### Records about charts and figures

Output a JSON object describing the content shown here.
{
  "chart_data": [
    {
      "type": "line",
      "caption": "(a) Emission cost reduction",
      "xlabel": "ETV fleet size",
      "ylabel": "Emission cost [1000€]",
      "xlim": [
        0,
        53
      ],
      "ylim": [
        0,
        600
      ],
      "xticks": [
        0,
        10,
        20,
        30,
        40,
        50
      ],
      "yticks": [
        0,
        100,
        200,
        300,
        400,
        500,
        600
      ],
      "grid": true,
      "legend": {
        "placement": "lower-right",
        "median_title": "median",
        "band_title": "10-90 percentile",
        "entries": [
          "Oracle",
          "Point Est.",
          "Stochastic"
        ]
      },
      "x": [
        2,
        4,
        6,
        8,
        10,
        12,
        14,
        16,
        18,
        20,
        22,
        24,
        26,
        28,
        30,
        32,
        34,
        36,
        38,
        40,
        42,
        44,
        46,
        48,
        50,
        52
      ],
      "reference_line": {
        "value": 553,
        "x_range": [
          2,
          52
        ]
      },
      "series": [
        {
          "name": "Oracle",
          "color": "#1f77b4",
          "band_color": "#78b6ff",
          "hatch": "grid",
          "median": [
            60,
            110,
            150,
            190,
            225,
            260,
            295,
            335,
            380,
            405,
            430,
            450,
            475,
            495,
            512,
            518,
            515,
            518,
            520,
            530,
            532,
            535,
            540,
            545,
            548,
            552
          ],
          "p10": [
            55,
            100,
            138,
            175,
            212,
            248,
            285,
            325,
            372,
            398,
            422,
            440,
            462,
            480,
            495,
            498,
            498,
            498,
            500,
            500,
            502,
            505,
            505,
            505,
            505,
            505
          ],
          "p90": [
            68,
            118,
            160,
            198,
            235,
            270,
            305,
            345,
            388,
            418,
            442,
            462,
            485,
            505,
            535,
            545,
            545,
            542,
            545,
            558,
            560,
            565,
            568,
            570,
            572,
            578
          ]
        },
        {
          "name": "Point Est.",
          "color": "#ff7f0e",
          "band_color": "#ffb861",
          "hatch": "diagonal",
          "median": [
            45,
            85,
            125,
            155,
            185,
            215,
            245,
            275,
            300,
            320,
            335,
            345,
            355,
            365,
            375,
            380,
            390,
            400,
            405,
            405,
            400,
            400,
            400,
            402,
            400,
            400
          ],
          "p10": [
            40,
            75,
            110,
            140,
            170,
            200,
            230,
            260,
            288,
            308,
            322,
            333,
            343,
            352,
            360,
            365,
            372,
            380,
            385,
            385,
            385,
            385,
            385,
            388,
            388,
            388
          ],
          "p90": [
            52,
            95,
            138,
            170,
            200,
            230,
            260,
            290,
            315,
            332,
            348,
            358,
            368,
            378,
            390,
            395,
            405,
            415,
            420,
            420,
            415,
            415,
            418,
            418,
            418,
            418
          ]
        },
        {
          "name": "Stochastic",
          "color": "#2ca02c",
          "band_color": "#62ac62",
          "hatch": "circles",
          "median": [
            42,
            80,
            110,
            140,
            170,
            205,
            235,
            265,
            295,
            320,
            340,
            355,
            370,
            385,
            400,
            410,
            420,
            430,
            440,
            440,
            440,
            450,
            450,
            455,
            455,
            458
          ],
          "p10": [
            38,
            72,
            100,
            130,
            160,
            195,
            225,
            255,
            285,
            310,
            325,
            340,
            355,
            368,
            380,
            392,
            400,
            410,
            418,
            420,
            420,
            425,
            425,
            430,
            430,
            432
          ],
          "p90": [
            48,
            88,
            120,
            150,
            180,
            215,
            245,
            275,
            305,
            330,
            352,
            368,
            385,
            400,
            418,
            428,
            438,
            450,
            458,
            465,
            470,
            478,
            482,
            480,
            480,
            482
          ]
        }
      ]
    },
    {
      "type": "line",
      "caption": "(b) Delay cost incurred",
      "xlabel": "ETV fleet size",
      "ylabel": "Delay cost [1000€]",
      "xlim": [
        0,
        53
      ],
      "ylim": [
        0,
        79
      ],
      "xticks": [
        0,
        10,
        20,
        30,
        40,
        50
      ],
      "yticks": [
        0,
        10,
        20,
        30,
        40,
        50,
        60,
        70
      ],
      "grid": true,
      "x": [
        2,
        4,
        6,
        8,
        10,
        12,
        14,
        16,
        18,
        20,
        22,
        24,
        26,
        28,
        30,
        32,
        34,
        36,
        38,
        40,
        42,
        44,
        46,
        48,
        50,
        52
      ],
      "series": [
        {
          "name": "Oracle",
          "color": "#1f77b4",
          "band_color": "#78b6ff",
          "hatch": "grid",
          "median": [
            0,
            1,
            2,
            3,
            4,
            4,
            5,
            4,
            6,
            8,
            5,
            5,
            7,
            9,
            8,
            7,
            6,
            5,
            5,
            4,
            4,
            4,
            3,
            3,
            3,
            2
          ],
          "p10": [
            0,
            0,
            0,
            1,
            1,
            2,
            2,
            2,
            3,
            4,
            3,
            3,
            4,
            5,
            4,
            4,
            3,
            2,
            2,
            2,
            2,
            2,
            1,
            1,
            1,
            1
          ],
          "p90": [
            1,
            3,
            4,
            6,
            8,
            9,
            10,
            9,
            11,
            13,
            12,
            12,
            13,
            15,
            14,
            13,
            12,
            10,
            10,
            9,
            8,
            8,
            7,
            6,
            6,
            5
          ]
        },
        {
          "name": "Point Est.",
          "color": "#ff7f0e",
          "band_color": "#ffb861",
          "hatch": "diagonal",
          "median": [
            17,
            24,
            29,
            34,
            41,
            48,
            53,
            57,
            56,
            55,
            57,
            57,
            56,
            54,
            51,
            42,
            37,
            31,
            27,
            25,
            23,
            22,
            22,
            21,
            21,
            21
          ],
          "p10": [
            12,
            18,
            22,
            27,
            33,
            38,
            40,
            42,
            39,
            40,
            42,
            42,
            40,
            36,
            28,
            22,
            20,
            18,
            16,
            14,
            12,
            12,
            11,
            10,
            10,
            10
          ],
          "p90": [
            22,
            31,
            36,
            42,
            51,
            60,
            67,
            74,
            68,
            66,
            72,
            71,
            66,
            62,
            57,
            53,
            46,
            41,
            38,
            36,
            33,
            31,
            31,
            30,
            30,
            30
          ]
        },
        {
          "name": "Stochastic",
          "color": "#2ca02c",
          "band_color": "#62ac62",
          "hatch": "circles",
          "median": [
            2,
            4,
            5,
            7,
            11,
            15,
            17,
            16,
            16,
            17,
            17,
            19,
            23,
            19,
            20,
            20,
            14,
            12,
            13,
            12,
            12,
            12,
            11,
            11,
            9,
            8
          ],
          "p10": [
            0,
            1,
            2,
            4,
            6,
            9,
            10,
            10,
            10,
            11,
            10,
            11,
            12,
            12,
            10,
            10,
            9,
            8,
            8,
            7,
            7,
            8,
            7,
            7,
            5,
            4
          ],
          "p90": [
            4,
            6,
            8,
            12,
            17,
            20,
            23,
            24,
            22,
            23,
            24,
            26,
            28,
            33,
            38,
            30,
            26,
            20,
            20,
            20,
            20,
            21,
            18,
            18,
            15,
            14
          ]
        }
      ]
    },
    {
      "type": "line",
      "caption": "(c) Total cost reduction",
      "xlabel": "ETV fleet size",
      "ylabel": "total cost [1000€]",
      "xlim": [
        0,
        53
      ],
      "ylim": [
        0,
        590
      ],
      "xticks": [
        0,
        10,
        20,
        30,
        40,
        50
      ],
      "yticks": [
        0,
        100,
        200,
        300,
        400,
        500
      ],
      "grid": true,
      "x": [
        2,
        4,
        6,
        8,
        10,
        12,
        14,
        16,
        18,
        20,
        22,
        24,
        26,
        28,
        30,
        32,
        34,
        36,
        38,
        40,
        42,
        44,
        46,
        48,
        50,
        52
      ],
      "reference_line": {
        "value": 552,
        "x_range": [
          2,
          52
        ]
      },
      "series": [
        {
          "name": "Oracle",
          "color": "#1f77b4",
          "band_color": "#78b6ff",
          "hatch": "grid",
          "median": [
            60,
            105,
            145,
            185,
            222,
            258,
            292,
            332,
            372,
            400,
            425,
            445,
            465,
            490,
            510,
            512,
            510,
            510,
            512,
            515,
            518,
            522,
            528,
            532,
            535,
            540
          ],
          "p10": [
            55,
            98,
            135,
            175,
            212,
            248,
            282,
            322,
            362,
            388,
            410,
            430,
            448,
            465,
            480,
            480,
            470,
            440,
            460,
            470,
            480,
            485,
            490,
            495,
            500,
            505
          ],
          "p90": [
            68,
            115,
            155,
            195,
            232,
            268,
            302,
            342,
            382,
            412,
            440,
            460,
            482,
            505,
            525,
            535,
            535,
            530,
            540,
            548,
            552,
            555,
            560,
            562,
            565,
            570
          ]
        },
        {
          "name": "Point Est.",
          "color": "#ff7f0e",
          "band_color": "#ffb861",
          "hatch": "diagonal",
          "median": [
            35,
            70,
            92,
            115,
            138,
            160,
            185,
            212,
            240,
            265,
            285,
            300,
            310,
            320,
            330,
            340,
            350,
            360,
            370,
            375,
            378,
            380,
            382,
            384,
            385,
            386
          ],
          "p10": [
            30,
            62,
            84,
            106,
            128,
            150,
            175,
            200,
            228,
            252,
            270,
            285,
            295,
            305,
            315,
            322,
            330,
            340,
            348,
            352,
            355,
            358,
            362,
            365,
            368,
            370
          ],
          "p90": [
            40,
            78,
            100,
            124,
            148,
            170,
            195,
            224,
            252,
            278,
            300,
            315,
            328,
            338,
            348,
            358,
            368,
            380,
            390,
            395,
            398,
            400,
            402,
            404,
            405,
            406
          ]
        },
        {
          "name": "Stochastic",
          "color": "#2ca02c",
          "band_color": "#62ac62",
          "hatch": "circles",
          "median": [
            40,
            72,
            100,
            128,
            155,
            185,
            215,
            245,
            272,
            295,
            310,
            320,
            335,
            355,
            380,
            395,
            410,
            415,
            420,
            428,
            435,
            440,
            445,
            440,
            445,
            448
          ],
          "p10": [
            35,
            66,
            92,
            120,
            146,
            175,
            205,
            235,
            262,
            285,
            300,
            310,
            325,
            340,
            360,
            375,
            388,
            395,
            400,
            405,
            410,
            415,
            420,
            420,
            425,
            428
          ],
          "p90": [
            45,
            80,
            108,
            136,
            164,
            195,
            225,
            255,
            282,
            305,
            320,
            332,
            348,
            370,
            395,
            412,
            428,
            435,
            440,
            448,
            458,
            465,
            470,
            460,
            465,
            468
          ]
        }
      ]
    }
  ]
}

### Given request
Pick out all the lines with the word "cost" in them and copy them.

### Exercise response
      "caption": "(a) Emission cost reduction",
      "ylabel": "Emission cost [1000€]",
      "caption": "(b) Delay cost incurred",
      "ylabel": "Delay cost [1000€]",
      "caption": "(c) Total cost reduction",
      "ylabel": "total cost [1000€]",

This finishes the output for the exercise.